> **WHAT THE TASK REQUIRES**
Entries follow. Set all of them down as they stand.
--- BEGIN EXERCISE INPUTS ---
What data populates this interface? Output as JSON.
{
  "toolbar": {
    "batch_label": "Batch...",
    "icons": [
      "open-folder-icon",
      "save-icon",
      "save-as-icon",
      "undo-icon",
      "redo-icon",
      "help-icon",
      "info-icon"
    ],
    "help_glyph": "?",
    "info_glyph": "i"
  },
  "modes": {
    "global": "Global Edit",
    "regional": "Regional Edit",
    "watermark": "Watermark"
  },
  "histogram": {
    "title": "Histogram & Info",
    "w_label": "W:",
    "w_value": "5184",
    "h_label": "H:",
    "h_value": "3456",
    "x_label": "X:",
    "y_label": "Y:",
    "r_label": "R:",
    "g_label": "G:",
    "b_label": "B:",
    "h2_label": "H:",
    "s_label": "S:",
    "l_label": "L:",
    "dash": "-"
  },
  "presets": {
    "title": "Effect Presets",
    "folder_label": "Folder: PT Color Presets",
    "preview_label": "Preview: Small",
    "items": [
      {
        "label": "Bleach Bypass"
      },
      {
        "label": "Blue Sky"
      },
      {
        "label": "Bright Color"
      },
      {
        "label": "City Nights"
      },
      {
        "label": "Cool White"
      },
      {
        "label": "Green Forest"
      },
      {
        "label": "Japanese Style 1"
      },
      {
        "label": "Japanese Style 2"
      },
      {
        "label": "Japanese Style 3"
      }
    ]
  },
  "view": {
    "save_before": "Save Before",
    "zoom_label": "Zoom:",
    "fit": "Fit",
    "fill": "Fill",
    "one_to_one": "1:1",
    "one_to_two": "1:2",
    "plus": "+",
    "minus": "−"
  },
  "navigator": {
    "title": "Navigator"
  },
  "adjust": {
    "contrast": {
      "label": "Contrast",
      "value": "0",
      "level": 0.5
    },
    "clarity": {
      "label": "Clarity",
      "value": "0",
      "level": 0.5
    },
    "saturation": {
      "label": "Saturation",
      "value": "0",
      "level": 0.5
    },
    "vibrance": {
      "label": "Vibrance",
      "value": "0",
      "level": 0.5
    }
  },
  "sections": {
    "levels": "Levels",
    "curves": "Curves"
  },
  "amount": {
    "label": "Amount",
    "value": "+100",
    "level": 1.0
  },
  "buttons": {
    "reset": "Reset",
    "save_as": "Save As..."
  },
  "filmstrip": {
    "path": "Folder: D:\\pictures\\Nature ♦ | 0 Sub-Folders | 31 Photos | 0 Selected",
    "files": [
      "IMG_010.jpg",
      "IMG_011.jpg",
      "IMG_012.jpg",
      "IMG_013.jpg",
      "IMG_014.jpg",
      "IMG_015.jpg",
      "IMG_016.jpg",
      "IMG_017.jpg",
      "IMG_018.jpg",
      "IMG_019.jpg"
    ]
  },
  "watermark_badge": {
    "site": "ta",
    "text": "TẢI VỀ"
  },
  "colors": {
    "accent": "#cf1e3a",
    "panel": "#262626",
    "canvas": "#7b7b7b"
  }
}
--- END EXERCISE INPUTS ---
> **ANSWER IN FULL**
What data populates this interface? Output as JSON.
{
  "toolbar": {
    "batch_label": "Batch...",
    "icons": [
      "open-folder-icon",
      "save-icon",
      "save-as-icon",
      "undo-icon",
      "redo-icon",
      "help-icon",
      "info-icon"
    ],
    "help_glyph": "?",
    "info_glyph": "i"
  },
  "modes": {
    "global": "Global Edit",
    "regional": "Regional Edit",
    "watermark": "Watermark"
  },
  "histogram": {
    "title": "Histogram & Info",
    "w_label": "W:",
    "w_value": "5184",
    "h_label": "H:",
    "h_value": "3456",
    "x_label": "X:",
    "y_label": "Y:",
    "r_label": "R:",
    "g_label": "G:",
    "b_label": "B:",
    "h2_label": "H:",
    "s_label": "S:",
    "l_label": "L:",
    "dash": "-"
  },
  "presets": {
    "title": "Effect Presets",
    "folder_label": "Folder: PT Color Presets",
    "preview_label": "Preview: Small",
    "items": [
      {
        "label": "Bleach Bypass"
      },
      {
        "label": "Blue Sky"
      },
      {
        "label": "Bright Color"
      },
      {
        "label": "City Nights"
      },
      {
        "label": "Cool White"
      },
      {
        "label": "Green Forest"
      },
      {
        "label": "Japanese Style 1"
      },
      {
        "label": "Japanese Style 2"
      },
      {
        "label": "Japanese Style 3"
      }
    ]
  },
  "view": {
    "save_before": "Save Before",
    "zoom_label": "Zoom:",
    "fit": "Fit",
    "fill": "Fill",
    "one_to_one": "1:1",
    "one_to_two": "1:2",
    "plus": "+",
    "minus": "−"
  },
  "navigator": {
    "title": "Navigator"
  },
  "adjust": {
    "contrast": {
      "label": "Contrast",
      "value": "0",
      "level": 0.5
    },
    "clarity": {
      "label": "Clarity",
      "value": "0",
      "level": 0.5
    },
    "saturation": {
      "label": "Saturation",
      "value": "0",
      "level": 0.5
    },
    "vibrance": {
      "label": "Vibrance",
      "value": "0",
      "level": 0.5
    }
  },
  "sections": {
    "levels": "Levels",
    "curves": "Curves"
  },
  "amount": {
    "label": "Amount",
    "value": "+100",
    "level": 1.0
  },
  "buttons": {
    "reset": "Reset",
    "save_as": "Save As..."
  },
  "filmstrip": {
    "path": "Folder: D:\\pictures\\Nature ♦ | 0 Sub-Folders | 31 Photos | 0 Selected",
    "files": [
      "IMG_010.jpg",
      "IMG_011.jpg",
      "IMG_012.jpg",
      "IMG_013.jpg",
      "IMG_014.jpg",
      "IMG_015.jpg",
      "IMG_016.jpg",
      "IMG_017.jpg",
      "IMG_018.jpg",
      "IMG_019.jpg"
    ]
  },
  "watermark_badge": {
    "site": "ta",
    "text": "TẢI VỀ"
  },
  "colors": {
    "accent": "#cf1e3a",
    "panel": "#262626",
    "canvas": "#7b7b7b"
  }
}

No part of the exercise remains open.